:: SET TASK ::
Pull out every line below that contains the word "this".

:: ENTRIES SHOWN ::
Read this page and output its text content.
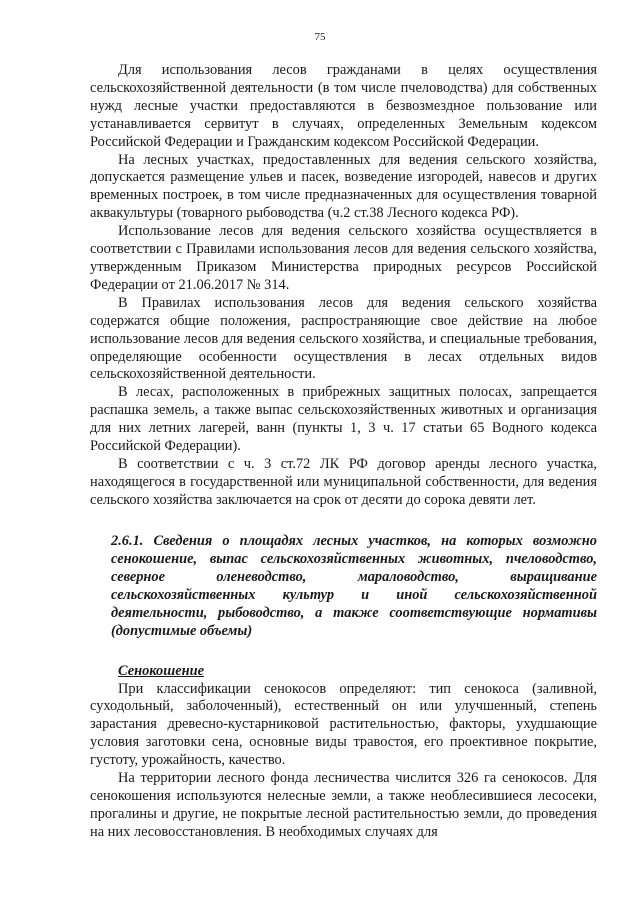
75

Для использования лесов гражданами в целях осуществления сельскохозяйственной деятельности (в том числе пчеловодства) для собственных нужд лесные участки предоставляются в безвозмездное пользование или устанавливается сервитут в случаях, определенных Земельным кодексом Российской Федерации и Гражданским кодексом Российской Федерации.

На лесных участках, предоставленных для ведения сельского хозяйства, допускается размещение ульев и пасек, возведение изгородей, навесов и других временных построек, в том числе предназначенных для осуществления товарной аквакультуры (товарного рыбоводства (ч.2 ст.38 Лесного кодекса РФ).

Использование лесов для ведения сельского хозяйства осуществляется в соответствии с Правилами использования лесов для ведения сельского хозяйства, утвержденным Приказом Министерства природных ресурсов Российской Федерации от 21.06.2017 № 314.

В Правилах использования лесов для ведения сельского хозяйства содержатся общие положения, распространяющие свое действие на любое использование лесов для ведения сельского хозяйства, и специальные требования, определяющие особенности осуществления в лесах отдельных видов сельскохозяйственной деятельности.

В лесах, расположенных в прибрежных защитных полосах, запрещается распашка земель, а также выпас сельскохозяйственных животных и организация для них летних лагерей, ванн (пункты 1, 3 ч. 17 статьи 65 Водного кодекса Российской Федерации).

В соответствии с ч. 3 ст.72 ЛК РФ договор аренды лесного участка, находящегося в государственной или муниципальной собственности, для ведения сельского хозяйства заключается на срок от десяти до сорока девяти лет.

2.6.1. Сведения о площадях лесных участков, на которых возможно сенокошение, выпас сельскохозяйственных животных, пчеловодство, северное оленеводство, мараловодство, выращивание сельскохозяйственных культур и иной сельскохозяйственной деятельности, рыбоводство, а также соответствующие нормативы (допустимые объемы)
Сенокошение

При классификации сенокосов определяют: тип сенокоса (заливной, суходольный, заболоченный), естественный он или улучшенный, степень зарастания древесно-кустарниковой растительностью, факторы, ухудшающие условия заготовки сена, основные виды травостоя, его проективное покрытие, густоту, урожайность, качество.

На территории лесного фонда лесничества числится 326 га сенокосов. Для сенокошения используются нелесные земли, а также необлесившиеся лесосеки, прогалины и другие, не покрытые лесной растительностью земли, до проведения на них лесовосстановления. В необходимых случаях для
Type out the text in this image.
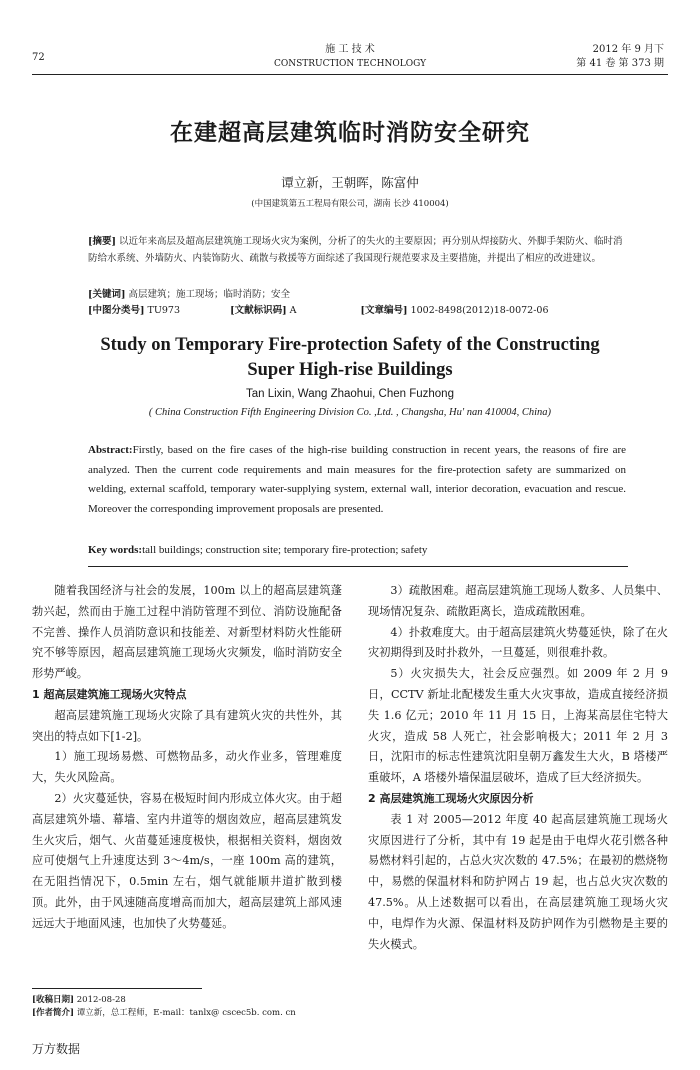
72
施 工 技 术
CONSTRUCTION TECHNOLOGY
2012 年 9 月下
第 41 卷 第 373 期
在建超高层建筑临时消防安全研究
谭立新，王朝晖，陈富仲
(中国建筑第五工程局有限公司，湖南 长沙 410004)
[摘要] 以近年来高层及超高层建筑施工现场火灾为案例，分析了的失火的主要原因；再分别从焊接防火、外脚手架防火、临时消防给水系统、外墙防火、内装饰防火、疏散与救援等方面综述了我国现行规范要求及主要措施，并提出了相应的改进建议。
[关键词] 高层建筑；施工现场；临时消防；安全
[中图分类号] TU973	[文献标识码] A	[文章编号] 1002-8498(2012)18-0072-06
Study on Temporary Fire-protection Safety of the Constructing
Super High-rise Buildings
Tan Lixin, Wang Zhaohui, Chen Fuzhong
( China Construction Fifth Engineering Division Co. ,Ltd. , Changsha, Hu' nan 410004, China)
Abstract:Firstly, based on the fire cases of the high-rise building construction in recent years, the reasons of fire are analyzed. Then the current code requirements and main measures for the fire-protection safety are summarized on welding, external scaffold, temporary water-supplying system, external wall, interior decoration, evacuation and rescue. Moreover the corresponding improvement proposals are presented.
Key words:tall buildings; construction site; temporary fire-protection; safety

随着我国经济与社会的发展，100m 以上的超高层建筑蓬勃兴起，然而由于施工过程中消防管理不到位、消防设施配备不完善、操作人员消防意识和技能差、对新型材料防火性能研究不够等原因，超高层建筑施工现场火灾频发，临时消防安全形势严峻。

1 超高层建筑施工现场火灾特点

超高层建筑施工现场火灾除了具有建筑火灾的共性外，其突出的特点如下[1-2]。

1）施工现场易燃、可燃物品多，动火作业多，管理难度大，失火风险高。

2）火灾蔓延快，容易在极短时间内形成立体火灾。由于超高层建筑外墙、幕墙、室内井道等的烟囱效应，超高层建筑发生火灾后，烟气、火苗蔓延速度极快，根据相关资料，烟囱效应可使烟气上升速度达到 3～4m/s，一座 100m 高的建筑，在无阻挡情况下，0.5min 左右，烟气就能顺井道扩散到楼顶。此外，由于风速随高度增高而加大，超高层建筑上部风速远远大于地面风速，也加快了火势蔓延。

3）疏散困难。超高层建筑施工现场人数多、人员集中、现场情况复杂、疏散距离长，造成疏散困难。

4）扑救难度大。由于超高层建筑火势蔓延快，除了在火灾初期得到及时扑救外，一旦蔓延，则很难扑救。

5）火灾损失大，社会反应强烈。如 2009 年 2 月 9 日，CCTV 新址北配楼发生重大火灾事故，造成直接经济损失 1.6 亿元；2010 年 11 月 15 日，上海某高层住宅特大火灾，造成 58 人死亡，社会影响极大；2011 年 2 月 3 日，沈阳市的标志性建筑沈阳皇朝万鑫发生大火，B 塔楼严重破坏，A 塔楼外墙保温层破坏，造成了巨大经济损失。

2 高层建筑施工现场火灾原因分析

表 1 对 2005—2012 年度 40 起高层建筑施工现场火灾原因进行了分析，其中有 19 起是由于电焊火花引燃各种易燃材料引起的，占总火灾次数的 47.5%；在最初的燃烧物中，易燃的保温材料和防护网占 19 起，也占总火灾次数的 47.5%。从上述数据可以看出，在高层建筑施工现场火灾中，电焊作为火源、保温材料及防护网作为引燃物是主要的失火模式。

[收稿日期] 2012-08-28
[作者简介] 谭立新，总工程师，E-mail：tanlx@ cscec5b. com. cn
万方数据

:: RESULT ::
Read this page and output its text content.
Type out the text in this image.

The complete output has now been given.